(Items from a dataset)
● ● ● ● ●
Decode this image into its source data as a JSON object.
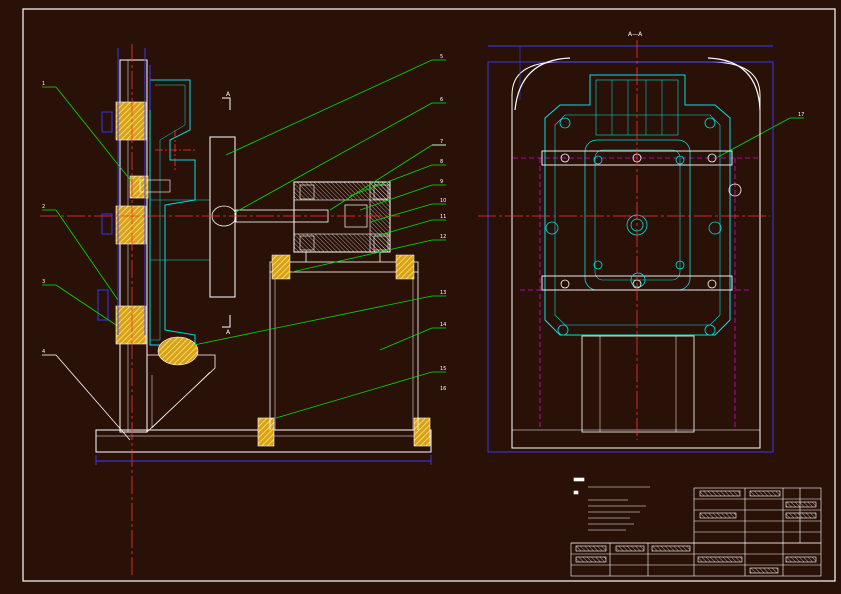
{
  "section_label_top": "A—A",
  "section_mark_upper": "A",
  "section_mark_lower": "A",
  "leaders_left": [
    {
      "id": "L1",
      "text": "1"
    },
    {
      "id": "L2",
      "text": "2"
    },
    {
      "id": "L3",
      "text": "3"
    },
    {
      "id": "L4",
      "text": "4"
    }
  ],
  "leaders_right": [
    {
      "id": "R1",
      "text": "5"
    },
    {
      "id": "R2",
      "text": "6"
    },
    {
      "id": "R3",
      "text": "7"
    },
    {
      "id": "R4",
      "text": "8"
    },
    {
      "id": "R5",
      "text": "9"
    },
    {
      "id": "R6",
      "text": "10"
    },
    {
      "id": "R7",
      "text": "11"
    },
    {
      "id": "R8",
      "text": "12"
    },
    {
      "id": "R9",
      "text": "13"
    },
    {
      "id": "R10",
      "text": "14"
    },
    {
      "id": "R11",
      "text": "15"
    },
    {
      "id": "R12",
      "text": "16"
    }
  ],
  "leader_section_view": "17",
  "colors": {
    "background": "#2a1108",
    "frame": "#ffffff",
    "outline": "#00e0e0",
    "center_line": "#ff3030",
    "hatch": "#e8e800",
    "leader": "#00e000",
    "dimension": "#3a3aff",
    "hidden": "#e000e0"
  }
}
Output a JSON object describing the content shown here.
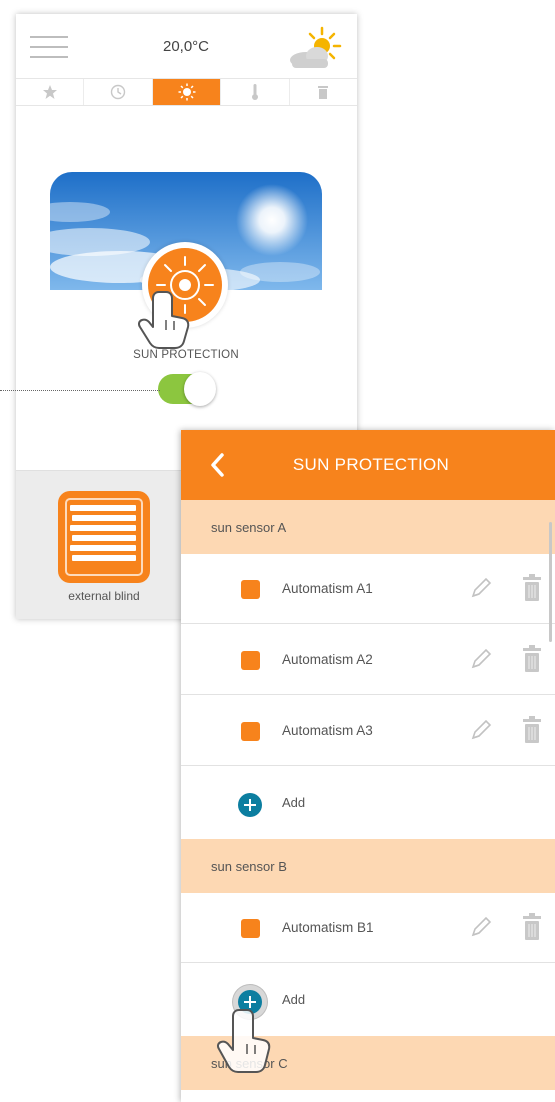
{
  "phone1": {
    "temperature": "20,0°C",
    "icons": {
      "menu": "hamburger-icon",
      "weather": "sun-cloud-icon"
    },
    "tabs": [
      {
        "icon": "star-icon",
        "active": false
      },
      {
        "icon": "clock-icon",
        "active": false
      },
      {
        "icon": "sun-icon",
        "active": true
      },
      {
        "icon": "thermometer-icon",
        "active": false
      },
      {
        "icon": "trash-icon",
        "active": false
      }
    ],
    "scene": {
      "label": "SUN PROTECTION",
      "toggle_on": true
    },
    "device": {
      "label": "external blind",
      "icon": "blind-icon"
    }
  },
  "phone2": {
    "title": "SUN PROTECTION",
    "back_icon": "chevron-left-icon",
    "sections": [
      {
        "name": "sun sensor A",
        "automatisms": [
          "Automatism A1",
          "Automatism A2",
          "Automatism A3"
        ],
        "add_label": "Add"
      },
      {
        "name": "sun sensor B",
        "automatisms": [
          "Automatism B1"
        ],
        "add_label": "Add"
      },
      {
        "name": "sun sensor C",
        "automatisms": []
      }
    ]
  },
  "colors": {
    "accent": "#f7831c",
    "section_bg": "#fdd8b3",
    "add_button": "#0c7ea0",
    "toggle_on": "#8cc63f"
  }
}
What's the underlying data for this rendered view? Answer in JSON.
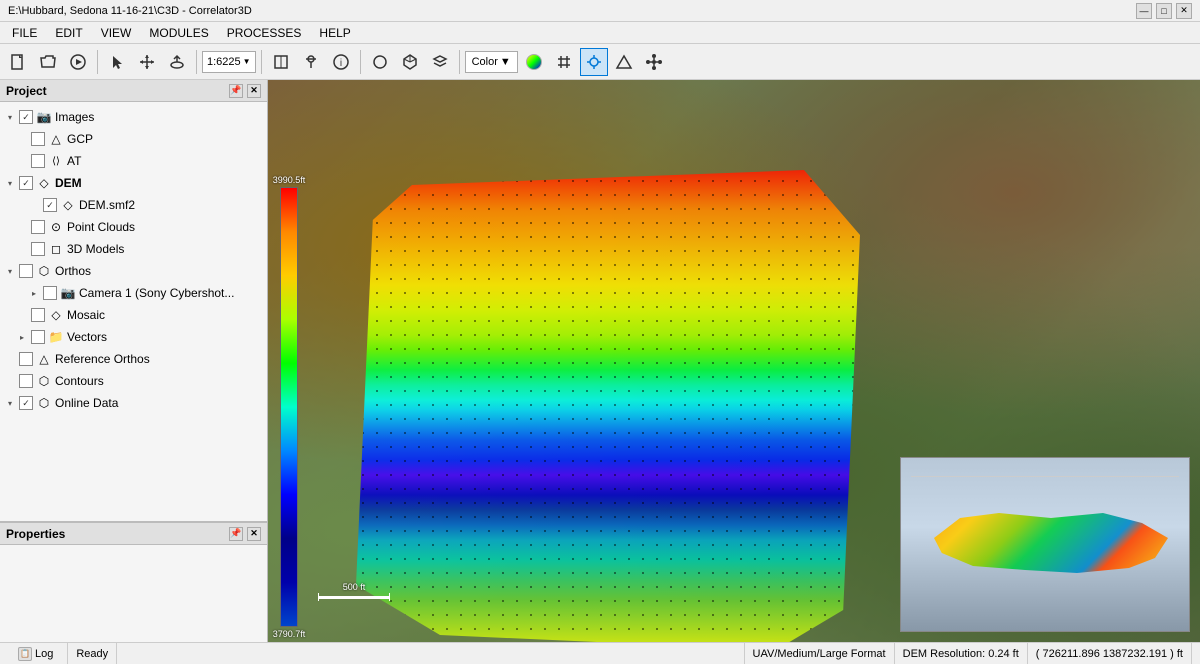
{
  "window": {
    "title": "E:\\Hubbard, Sedona 11-16-21\\C3D - Correlator3D",
    "controls": [
      "—",
      "□",
      "✕"
    ]
  },
  "menubar": {
    "items": [
      "FILE",
      "EDIT",
      "VIEW",
      "MODULES",
      "PROCESSES",
      "HELP"
    ]
  },
  "toolbar": {
    "scale": "1:6225",
    "color_label": "Color",
    "tools": [
      "new",
      "open",
      "play",
      "cursor",
      "pan",
      "rotate3d",
      "box",
      "polygon",
      "edit",
      "measure",
      "info",
      "circle",
      "cube",
      "layers",
      "colormap",
      "pointer",
      "target",
      "triangle",
      "network"
    ]
  },
  "project": {
    "title": "Project",
    "items": [
      {
        "id": "images",
        "label": "Images",
        "checked": true,
        "expanded": true,
        "indent": 0,
        "icon": "📷",
        "has_arrow": true
      },
      {
        "id": "gcp",
        "label": "GCP",
        "checked": false,
        "expanded": false,
        "indent": 1,
        "icon": "△",
        "has_arrow": false
      },
      {
        "id": "at",
        "label": "AT",
        "checked": false,
        "expanded": false,
        "indent": 1,
        "icon": "⟨⟩",
        "has_arrow": false
      },
      {
        "id": "dem",
        "label": "DEM",
        "checked": true,
        "expanded": true,
        "indent": 0,
        "icon": "◇",
        "has_arrow": true
      },
      {
        "id": "dem_smf2",
        "label": "DEM.smf2",
        "checked": true,
        "expanded": false,
        "indent": 2,
        "icon": "◇",
        "has_arrow": false
      },
      {
        "id": "point_clouds",
        "label": "Point Clouds",
        "checked": false,
        "expanded": false,
        "indent": 1,
        "icon": "⊙",
        "has_arrow": false
      },
      {
        "id": "3d_models",
        "label": "3D Models",
        "checked": false,
        "expanded": false,
        "indent": 1,
        "icon": "◻",
        "has_arrow": false
      },
      {
        "id": "orthos",
        "label": "Orthos",
        "checked": false,
        "expanded": true,
        "indent": 0,
        "icon": "⬡",
        "has_arrow": true
      },
      {
        "id": "camera1",
        "label": "Camera 1 (Sony Cybershot...",
        "checked": false,
        "expanded": false,
        "indent": 2,
        "icon": "📷",
        "has_arrow": true
      },
      {
        "id": "mosaic",
        "label": "Mosaic",
        "checked": false,
        "expanded": false,
        "indent": 1,
        "icon": "◇",
        "has_arrow": false
      },
      {
        "id": "vectors",
        "label": "Vectors",
        "checked": false,
        "expanded": false,
        "indent": 1,
        "icon": "📁",
        "has_arrow": true
      },
      {
        "id": "ref_orthos",
        "label": "Reference Orthos",
        "checked": false,
        "expanded": false,
        "indent": 0,
        "icon": "△",
        "has_arrow": false
      },
      {
        "id": "contours",
        "label": "Contours",
        "checked": false,
        "expanded": false,
        "indent": 0,
        "icon": "⬡",
        "has_arrow": false
      },
      {
        "id": "online_data",
        "label": "Online Data",
        "checked": true,
        "expanded": true,
        "indent": 0,
        "icon": "⬡",
        "has_arrow": true
      }
    ]
  },
  "properties": {
    "title": "Properties"
  },
  "colorscale": {
    "top_label": "3990.5ft",
    "bottom_label": "3790.7ft"
  },
  "map_scale": {
    "label": "500 ft"
  },
  "statusbar": {
    "log_label": "Log",
    "ready_label": "Ready",
    "format_label": "UAV/Medium/Large Format",
    "resolution_label": "DEM Resolution: 0.24 ft",
    "coords_label": "( 726211.896  1387232.191 ) ft"
  }
}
● ● ● ● ●
All of the records need repeating exactly, except for the pictures.

▸ **Task response**:
Decode this image into its source data as a JSON object.
{
  "section_label_top": "A—A",
  "section_mark_upper": "A",
  "section_mark_lower": "A",
  "leaders_left": [
    {
      "id": "L1",
      "text": "1"
    },
    {
      "id": "L2",
      "text": "2"
    },
    {
      "id": "L3",
      "text": "3"
    },
    {
      "id": "L4",
      "text": "4"
    }
  ],
  "leaders_right": [
    {
      "id": "R1",
      "text": "5"
    },
    {
      "id": "R2",
      "text": "6"
    },
    {
      "id": "R3",
      "text": "7"
    },
    {
      "id": "R4",
      "text": "8"
    },
    {
      "id": "R5",
      "text": "9"
    },
    {
      "id": "R6",
      "text": "10"
    },
    {
      "id": "R7",
      "text": "11"
    },
    {
      "id": "R8",
      "text": "12"
    },
    {
      "id": "R9",
      "text": "13"
    },
    {
      "id": "R10",
      "text": "14"
    },
    {
      "id": "R11",
      "text": "15"
    },
    {
      "id": "R12",
      "text": "16"
    }
  ],
  "leader_section_view": "17",
  "colors": {
    "background": "#2a1108",
    "frame": "#ffffff",
    "outline": "#00e0e0",
    "center_line": "#ff3030",
    "hatch": "#e8e800",
    "leader": "#00e000",
    "dimension": "#3a3aff",
    "hidden": "#e000e0"
  }
}
Output a JSON object describing the content shown here.
{
  "phone1": {
    "temperature": "20,0°C",
    "icons": {
      "menu": "hamburger-icon",
      "weather": "sun-cloud-icon"
    },
    "tabs": [
      {
        "icon": "star-icon",
        "active": false
      },
      {
        "icon": "clock-icon",
        "active": false
      },
      {
        "icon": "sun-icon",
        "active": true
      },
      {
        "icon": "thermometer-icon",
        "active": false
      },
      {
        "icon": "trash-icon",
        "active": false
      }
    ],
    "scene": {
      "label": "SUN PROTECTION",
      "toggle_on": true
    },
    "device": {
      "label": "external blind",
      "icon": "blind-icon"
    }
  },
  "phone2": {
    "title": "SUN PROTECTION",
    "back_icon": "chevron-left-icon",
    "sections": [
      {
        "name": "sun sensor A",
        "automatisms": [
          "Automatism A1",
          "Automatism A2",
          "Automatism A3"
        ],
        "add_label": "Add"
      },
      {
        "name": "sun sensor B",
        "automatisms": [
          "Automatism B1"
        ],
        "add_label": "Add"
      },
      {
        "name": "sun sensor C",
        "automatisms": []
      }
    ]
  },
  "colors": {
    "accent": "#f7831c",
    "section_bg": "#fdd8b3",
    "add_button": "#0c7ea0",
    "toggle_on": "#8cc63f"
  }
}
What's the underlying data for this rendered view? Answer in JSON.
{
  "window": {
    "title": "E:\\Hubbard, Sedona 11-16-21\\C3D - Correlator3D",
    "controls": [
      "—",
      "□",
      "✕"
    ]
  },
  "menubar": {
    "items": [
      "FILE",
      "EDIT",
      "VIEW",
      "MODULES",
      "PROCESSES",
      "HELP"
    ]
  },
  "toolbar": {
    "scale": "1:6225",
    "color_label": "Color",
    "tools": [
      "new",
      "open",
      "play",
      "cursor",
      "pan",
      "rotate3d",
      "box",
      "polygon",
      "edit",
      "measure",
      "info",
      "circle",
      "cube",
      "layers",
      "colormap",
      "pointer",
      "target",
      "triangle",
      "network"
    ]
  },
  "project": {
    "title": "Project",
    "items": [
      {
        "id": "images",
        "label": "Images",
        "checked": true,
        "expanded": true,
        "indent": 0,
        "icon": "📷",
        "has_arrow": true
      },
      {
        "id": "gcp",
        "label": "GCP",
        "checked": false,
        "expanded": false,
        "indent": 1,
        "icon": "△",
        "has_arrow": false
      },
      {
        "id": "at",
        "label": "AT",
        "checked": false,
        "expanded": false,
        "indent": 1,
        "icon": "⟨⟩",
        "has_arrow": false
      },
      {
        "id": "dem",
        "label": "DEM",
        "checked": true,
        "expanded": true,
        "indent": 0,
        "icon": "◇",
        "has_arrow": true
      },
      {
        "id": "dem_smf2",
        "label": "DEM.smf2",
        "checked": true,
        "expanded": false,
        "indent": 2,
        "icon": "◇",
        "has_arrow": false
      },
      {
        "id": "point_clouds",
        "label": "Point Clouds",
        "checked": false,
        "expanded": false,
        "indent": 1,
        "icon": "⊙",
        "has_arrow": false
      },
      {
        "id": "3d_models",
        "label": "3D Models",
        "checked": false,
        "expanded": false,
        "indent": 1,
        "icon": "◻",
        "has_arrow": false
      },
      {
        "id": "orthos",
        "label": "Orthos",
        "checked": false,
        "expanded": true,
        "indent": 0,
        "icon": "⬡",
        "has_arrow": true
      },
      {
        "id": "camera1",
        "label": "Camera 1 (Sony Cybershot...",
        "checked": false,
        "expanded": false,
        "indent": 2,
        "icon": "📷",
        "has_arrow": true
      },
      {
        "id": "mosaic",
        "label": "Mosaic",
        "checked": false,
        "expanded": false,
        "indent": 1,
        "icon": "◇",
        "has_arrow": false
      },
      {
        "id": "vectors",
        "label": "Vectors",
        "checked": false,
        "expanded": false,
        "indent": 1,
        "icon": "📁",
        "has_arrow": true
      },
      {
        "id": "ref_orthos",
        "label": "Reference Orthos",
        "checked": false,
        "expanded": false,
        "indent": 0,
        "icon": "△",
        "has_arrow": false
      },
      {
        "id": "contours",
        "label": "Contours",
        "checked": false,
        "expanded": false,
        "indent": 0,
        "icon": "⬡",
        "has_arrow": false
      },
      {
        "id": "online_data",
        "label": "Online Data",
        "checked": true,
        "expanded": true,
        "indent": 0,
        "icon": "⬡",
        "has_arrow": true
      }
    ]
  },
  "properties": {
    "title": "Properties"
  },
  "colorscale": {
    "top_label": "3990.5ft",
    "bottom_label": "3790.7ft"
  },
  "map_scale": {
    "label": "500 ft"
  },
  "statusbar": {
    "log_label": "Log",
    "ready_label": "Ready",
    "format_label": "UAV/Medium/Large Format",
    "resolution_label": "DEM Resolution: 0.24 ft",
    "coords_label": "( 726211.896  1387232.191 ) ft"
  }
}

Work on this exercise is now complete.